● Work required:
Which lines in the records below contain the word "дополнить"? Copy each of them.

● Data records:
====================
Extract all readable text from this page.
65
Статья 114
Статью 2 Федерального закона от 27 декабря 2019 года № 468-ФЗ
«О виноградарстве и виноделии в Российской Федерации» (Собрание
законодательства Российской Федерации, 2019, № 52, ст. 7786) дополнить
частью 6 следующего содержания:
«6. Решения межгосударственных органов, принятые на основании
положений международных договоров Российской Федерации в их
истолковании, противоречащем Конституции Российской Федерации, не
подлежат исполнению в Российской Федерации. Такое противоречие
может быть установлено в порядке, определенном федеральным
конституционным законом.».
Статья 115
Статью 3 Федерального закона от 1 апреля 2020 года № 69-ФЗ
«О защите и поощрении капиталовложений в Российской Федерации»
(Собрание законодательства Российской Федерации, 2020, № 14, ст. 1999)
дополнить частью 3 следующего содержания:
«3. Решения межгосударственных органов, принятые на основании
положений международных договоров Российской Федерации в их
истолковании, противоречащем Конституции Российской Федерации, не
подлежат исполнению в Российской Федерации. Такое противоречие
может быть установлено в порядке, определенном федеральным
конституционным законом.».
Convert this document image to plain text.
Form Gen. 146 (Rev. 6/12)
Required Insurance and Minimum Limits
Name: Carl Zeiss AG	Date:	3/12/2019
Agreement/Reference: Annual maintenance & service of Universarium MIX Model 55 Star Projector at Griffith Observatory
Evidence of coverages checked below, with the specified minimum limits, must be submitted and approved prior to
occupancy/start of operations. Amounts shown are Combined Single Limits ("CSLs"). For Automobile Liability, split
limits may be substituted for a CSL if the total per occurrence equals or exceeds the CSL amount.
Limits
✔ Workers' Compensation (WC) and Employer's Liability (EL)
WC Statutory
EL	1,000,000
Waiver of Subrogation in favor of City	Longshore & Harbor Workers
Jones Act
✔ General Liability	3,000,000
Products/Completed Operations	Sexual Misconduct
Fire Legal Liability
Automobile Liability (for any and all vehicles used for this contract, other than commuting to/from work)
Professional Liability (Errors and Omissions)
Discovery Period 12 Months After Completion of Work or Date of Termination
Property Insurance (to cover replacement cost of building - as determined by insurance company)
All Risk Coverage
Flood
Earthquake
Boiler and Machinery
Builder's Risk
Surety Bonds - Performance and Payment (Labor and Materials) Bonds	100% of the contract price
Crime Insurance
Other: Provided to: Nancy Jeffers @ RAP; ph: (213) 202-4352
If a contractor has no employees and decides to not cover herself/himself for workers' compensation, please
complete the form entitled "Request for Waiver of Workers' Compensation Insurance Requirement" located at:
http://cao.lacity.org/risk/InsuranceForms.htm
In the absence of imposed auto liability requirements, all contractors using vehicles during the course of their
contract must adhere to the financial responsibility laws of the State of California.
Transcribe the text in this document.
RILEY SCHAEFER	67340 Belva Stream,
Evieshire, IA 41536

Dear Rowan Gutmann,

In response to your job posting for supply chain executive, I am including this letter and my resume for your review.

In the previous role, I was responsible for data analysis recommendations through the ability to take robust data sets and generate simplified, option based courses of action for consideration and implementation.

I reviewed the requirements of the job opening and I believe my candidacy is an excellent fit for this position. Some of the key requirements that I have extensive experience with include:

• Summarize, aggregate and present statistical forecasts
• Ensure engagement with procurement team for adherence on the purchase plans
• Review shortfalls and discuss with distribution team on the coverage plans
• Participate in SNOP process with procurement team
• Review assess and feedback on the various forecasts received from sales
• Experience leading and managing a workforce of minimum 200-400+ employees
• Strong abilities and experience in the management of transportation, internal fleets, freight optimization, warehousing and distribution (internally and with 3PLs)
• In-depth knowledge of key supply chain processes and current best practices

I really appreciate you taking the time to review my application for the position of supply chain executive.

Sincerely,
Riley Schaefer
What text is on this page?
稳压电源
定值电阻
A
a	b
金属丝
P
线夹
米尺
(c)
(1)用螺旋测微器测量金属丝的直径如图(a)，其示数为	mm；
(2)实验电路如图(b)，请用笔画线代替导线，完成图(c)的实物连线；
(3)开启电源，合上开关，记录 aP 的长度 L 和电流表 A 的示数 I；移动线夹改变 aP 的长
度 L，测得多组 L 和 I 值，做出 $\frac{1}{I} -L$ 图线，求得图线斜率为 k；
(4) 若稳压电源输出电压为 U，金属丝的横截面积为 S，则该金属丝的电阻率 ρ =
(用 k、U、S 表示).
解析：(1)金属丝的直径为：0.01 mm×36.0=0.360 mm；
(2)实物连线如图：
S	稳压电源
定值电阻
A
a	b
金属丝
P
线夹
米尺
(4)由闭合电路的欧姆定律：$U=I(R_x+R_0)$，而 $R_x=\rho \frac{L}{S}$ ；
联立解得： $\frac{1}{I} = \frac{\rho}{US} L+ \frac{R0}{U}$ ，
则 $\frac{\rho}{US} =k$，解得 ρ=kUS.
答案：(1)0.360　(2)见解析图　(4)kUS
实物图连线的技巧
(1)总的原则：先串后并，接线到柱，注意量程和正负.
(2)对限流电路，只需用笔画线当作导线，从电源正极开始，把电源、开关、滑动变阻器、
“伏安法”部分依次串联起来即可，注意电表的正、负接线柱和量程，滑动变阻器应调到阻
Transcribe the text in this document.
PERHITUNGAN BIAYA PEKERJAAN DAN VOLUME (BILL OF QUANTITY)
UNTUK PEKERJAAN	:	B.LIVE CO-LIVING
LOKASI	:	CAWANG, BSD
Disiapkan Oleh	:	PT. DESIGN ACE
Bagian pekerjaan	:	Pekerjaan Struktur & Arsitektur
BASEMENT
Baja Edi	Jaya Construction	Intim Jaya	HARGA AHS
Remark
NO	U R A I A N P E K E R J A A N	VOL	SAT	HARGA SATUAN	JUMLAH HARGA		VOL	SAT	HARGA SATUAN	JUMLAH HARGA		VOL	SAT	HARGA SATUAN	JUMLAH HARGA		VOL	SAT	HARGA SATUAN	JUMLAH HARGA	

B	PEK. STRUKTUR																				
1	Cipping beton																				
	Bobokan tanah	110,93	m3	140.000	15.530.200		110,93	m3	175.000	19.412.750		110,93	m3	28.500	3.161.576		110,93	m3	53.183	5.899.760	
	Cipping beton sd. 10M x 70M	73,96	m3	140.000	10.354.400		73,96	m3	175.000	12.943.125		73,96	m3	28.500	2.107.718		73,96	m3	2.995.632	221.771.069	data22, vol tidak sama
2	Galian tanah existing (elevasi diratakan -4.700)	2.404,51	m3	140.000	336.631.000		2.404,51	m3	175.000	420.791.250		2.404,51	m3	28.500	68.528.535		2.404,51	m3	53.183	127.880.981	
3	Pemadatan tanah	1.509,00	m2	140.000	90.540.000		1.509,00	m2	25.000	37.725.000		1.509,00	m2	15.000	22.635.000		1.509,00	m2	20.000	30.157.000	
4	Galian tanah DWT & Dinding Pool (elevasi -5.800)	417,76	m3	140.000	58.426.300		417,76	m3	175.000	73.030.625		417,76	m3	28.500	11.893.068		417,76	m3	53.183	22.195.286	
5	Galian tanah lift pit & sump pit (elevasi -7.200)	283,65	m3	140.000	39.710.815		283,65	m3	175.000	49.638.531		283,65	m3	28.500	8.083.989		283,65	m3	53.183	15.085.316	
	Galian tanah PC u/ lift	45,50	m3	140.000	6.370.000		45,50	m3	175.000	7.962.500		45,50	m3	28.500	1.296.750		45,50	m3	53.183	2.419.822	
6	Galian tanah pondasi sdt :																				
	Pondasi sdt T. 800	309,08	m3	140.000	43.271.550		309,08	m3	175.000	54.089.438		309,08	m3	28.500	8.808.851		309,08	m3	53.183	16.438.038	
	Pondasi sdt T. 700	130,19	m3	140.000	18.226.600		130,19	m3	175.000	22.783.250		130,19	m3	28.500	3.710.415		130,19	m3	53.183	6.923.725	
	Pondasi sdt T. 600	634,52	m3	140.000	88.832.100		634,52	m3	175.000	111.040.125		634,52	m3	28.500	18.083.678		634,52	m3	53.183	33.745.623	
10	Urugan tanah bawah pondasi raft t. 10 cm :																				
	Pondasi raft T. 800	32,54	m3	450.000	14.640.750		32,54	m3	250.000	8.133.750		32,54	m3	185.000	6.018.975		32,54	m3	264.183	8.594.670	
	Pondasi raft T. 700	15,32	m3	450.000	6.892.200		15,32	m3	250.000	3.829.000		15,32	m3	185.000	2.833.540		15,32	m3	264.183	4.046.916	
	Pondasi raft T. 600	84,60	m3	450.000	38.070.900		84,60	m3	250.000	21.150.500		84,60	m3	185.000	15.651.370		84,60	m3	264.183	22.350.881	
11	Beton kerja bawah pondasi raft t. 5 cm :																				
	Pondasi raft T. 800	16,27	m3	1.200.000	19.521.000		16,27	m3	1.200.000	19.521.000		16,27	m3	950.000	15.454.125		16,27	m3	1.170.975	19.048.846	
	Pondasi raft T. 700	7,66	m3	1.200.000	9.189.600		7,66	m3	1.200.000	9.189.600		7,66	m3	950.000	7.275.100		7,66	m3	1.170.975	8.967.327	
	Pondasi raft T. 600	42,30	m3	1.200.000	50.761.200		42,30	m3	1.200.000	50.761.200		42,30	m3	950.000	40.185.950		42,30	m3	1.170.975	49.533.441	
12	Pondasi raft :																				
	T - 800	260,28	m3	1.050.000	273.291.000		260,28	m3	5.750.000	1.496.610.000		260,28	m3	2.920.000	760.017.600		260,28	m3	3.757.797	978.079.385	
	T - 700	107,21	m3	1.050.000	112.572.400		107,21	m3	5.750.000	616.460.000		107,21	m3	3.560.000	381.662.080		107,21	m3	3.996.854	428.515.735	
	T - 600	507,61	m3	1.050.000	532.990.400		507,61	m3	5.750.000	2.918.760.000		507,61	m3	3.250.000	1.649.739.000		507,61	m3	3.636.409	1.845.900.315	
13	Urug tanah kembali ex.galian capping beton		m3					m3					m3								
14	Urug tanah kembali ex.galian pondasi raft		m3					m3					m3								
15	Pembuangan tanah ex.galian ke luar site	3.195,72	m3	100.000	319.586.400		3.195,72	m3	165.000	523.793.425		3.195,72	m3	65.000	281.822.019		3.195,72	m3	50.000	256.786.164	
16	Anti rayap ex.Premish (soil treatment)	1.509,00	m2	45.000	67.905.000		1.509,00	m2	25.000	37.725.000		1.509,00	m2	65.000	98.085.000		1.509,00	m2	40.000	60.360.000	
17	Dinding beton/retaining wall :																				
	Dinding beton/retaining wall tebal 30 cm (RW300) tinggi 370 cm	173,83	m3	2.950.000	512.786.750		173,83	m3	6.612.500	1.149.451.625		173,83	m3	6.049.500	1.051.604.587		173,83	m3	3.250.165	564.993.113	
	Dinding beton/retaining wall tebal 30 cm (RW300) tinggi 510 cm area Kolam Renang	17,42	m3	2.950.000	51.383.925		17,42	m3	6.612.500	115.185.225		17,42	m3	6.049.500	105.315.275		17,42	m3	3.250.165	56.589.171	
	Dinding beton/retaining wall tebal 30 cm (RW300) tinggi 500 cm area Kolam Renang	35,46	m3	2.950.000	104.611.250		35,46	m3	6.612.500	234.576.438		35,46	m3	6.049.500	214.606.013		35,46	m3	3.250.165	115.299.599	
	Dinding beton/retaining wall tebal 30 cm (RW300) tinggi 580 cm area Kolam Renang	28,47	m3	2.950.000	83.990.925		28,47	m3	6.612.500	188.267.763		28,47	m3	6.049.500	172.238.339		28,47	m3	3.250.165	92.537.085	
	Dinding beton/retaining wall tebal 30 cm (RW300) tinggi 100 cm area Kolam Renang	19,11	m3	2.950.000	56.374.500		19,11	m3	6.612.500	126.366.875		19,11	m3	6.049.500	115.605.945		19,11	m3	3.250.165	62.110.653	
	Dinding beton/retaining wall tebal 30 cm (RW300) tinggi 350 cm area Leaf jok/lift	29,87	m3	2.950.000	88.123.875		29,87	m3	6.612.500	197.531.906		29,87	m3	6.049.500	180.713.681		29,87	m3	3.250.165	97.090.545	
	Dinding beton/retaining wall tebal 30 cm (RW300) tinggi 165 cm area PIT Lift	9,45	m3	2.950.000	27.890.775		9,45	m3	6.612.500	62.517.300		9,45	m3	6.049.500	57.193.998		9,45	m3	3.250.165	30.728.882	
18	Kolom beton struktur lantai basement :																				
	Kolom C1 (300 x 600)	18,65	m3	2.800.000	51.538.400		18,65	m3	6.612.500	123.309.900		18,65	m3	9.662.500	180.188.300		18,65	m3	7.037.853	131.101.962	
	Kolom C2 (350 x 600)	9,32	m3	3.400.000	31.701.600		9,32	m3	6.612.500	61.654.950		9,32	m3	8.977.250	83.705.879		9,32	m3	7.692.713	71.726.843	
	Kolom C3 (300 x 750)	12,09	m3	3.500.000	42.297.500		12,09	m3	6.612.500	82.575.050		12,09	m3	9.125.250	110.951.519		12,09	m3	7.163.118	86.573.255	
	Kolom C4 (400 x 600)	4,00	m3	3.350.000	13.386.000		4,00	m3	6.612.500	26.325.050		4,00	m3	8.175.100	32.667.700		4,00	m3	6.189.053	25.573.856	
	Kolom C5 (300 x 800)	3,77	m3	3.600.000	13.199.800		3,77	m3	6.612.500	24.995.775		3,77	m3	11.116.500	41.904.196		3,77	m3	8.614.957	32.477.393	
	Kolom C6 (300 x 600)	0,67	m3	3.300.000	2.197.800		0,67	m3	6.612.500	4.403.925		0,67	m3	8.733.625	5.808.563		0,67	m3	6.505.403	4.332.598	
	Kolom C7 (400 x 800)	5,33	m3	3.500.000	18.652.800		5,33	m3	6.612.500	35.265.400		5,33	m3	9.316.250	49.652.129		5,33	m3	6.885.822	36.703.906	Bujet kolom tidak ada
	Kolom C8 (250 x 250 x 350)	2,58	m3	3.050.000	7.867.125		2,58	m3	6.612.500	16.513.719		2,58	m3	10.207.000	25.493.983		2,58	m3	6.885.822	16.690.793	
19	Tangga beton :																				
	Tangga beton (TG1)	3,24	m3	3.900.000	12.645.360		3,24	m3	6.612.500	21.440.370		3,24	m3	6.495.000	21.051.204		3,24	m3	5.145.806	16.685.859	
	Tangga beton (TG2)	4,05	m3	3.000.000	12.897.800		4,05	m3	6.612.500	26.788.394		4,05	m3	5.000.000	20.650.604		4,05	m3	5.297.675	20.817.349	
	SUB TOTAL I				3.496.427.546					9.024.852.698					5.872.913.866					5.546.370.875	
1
====================
● Solution for this task:
законодательства Российской Федерации, 2019, № 52, ст. 7786) дополнить
дополнить частью 3 следующего содержания:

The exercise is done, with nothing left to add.